**Set exercise**
Write out every entry word for word.

::::

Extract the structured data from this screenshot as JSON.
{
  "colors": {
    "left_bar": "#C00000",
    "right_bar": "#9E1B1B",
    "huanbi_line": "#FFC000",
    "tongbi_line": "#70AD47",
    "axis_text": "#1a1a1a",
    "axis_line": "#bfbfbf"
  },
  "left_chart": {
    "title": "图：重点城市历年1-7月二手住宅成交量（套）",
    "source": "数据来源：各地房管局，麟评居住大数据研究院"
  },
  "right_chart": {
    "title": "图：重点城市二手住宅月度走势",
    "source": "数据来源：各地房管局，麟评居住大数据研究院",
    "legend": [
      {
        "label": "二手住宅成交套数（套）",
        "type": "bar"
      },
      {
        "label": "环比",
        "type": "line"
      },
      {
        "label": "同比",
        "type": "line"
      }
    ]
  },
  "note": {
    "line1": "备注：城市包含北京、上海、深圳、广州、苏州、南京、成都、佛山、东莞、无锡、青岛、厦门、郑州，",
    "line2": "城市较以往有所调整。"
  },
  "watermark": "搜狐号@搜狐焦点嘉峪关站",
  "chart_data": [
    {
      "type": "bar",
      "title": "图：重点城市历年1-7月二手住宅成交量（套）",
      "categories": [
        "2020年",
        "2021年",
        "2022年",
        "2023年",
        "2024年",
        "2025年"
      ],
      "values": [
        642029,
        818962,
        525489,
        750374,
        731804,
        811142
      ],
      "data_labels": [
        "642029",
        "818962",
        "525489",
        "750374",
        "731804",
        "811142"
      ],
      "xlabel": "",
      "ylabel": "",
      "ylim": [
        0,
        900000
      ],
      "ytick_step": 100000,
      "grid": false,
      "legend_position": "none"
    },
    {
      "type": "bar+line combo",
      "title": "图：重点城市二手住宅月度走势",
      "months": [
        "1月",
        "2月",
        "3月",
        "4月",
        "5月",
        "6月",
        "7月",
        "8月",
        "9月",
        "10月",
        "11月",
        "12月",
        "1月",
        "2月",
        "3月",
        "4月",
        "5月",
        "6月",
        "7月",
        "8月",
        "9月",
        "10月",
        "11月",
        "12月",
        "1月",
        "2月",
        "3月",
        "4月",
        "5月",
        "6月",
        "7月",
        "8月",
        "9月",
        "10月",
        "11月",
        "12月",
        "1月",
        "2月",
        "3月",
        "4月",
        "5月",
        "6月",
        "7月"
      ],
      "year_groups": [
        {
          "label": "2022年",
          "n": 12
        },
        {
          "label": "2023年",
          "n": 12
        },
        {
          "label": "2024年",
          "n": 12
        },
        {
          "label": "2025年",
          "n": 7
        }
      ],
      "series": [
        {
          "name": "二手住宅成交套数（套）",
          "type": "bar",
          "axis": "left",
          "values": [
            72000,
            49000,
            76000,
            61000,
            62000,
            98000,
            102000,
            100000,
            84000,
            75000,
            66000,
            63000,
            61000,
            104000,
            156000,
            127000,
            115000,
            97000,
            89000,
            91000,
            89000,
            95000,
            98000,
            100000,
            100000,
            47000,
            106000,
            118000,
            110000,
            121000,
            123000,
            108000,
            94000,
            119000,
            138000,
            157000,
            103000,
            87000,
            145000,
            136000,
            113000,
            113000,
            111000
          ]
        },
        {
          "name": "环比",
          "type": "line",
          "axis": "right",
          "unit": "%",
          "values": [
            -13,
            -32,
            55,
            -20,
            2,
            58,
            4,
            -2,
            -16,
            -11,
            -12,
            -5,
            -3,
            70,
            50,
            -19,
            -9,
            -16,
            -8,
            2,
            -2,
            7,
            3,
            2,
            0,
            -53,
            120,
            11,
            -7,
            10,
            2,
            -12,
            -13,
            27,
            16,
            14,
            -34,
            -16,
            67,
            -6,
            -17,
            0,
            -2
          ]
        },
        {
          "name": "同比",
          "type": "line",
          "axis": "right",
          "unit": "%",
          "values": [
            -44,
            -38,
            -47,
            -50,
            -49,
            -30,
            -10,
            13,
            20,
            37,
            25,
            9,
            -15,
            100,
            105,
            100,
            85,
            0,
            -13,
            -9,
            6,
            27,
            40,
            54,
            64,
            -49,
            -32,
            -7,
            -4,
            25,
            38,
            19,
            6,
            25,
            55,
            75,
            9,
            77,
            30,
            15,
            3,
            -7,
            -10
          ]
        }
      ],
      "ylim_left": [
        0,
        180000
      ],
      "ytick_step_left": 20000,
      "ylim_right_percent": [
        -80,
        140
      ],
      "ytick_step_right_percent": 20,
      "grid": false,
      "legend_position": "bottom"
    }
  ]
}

::::

**Written response**
Extract the structured data from this screenshot as JSON.
{
  "colors": {
    "left_bar": "#C00000",
    "right_bar": "#9E1B1B",
    "huanbi_line": "#FFC000",
    "tongbi_line": "#70AD47",
    "axis_text": "#1a1a1a",
    "axis_line": "#bfbfbf"
  },
  "left_chart": {
    "title": "图：重点城市历年1-7月二手住宅成交量（套）",
    "source": "数据来源：各地房管局，麟评居住大数据研究院"
  },
  "right_chart": {
    "title": "图：重点城市二手住宅月度走势",
    "source": "数据来源：各地房管局，麟评居住大数据研究院",
    "legend": [
      {
        "label": "二手住宅成交套数（套）",
        "type": "bar"
      },
      {
        "label": "环比",
        "type": "line"
      },
      {
        "label": "同比",
        "type": "line"
      }
    ]
  },
  "note": {
    "line1": "备注：城市包含北京、上海、深圳、广州、苏州、南京、成都、佛山、东莞、无锡、青岛、厦门、郑州，",
    "line2": "城市较以往有所调整。"
  },
  "watermark": "搜狐号@搜狐焦点嘉峪关站",
  "chart_data": [
    {
      "type": "bar",
      "title": "图：重点城市历年1-7月二手住宅成交量（套）",
      "categories": [
        "2020年",
        "2021年",
        "2022年",
        "2023年",
        "2024年",
        "2025年"
      ],
      "values": [
        642029,
        818962,
        525489,
        750374,
        731804,
        811142
      ],
      "data_labels": [
        "642029",
        "818962",
        "525489",
        "750374",
        "731804",
        "811142"
      ],
      "xlabel": "",
      "ylabel": "",
      "ylim": [
        0,
        900000
      ],
      "ytick_step": 100000,
      "grid": false,
      "legend_position": "none"
    },
    {
      "type": "bar+line combo",
      "title": "图：重点城市二手住宅月度走势",
      "months": [
        "1月",
        "2月",
        "3月",
        "4月",
        "5月",
        "6月",
        "7月",
        "8月",
        "9月",
        "10月",
        "11月",
        "12月",
        "1月",
        "2月",
        "3月",
        "4月",
        "5月",
        "6月",
        "7月",
        "8月",
        "9月",
        "10月",
        "11月",
        "12月",
        "1月",
        "2月",
        "3月",
        "4月",
        "5月",
        "6月",
        "7月",
        "8月",
        "9月",
        "10月",
        "11月",
        "12月",
        "1月",
        "2月",
        "3月",
        "4月",
        "5月",
        "6月",
        "7月"
      ],
      "year_groups": [
        {
          "label": "2022年",
          "n": 12
        },
        {
          "label": "2023年",
          "n": 12
        },
        {
          "label": "2024年",
          "n": 12
        },
        {
          "label": "2025年",
          "n": 7
        }
      ],
      "series": [
        {
          "name": "二手住宅成交套数（套）",
          "type": "bar",
          "axis": "left",
          "values": [
            72000,
            49000,
            76000,
            61000,
            62000,
            98000,
            102000,
            100000,
            84000,
            75000,
            66000,
            63000,
            61000,
            104000,
            156000,
            127000,
            115000,
            97000,
            89000,
            91000,
            89000,
            95000,
            98000,
            100000,
            100000,
            47000,
            106000,
            118000,
            110000,
            121000,
            123000,
            108000,
            94000,
            119000,
            138000,
            157000,
            103000,
            87000,
            145000,
            136000,
            113000,
            113000,
            111000
          ]
        },
        {
          "name": "环比",
          "type": "line",
          "axis": "right",
          "unit": "%",
          "values": [
            -13,
            -32,
            55,
            -20,
            2,
            58,
            4,
            -2,
            -16,
            -11,
            -12,
            -5,
            -3,
            70,
            50,
            -19,
            -9,
            -16,
            -8,
            2,
            -2,
            7,
            3,
            2,
            0,
            -53,
            120,
            11,
            -7,
            10,
            2,
            -12,
            -13,
            27,
            16,
            14,
            -34,
            -16,
            67,
            -6,
            -17,
            0,
            -2
          ]
        },
        {
          "name": "同比",
          "type": "line",
          "axis": "right",
          "unit": "%",
          "values": [
            -44,
            -38,
            -47,
            -50,
            -49,
            -30,
            -10,
            13,
            20,
            37,
            25,
            9,
            -15,
            100,
            105,
            100,
            85,
            0,
            -13,
            -9,
            6,
            27,
            40,
            54,
            64,
            -49,
            -32,
            -7,
            -4,
            25,
            38,
            19,
            6,
            25,
            55,
            75,
            9,
            77,
            30,
            15,
            3,
            -7,
            -10
          ]
        }
      ],
      "ylim_left": [
        0,
        180000
      ],
      "ytick_step_left": 20000,
      "ylim_right_percent": [
        -80,
        140
      ],
      "ytick_step_right_percent": 20,
      "grid": false,
      "legend_position": "bottom"
    }
  ]
}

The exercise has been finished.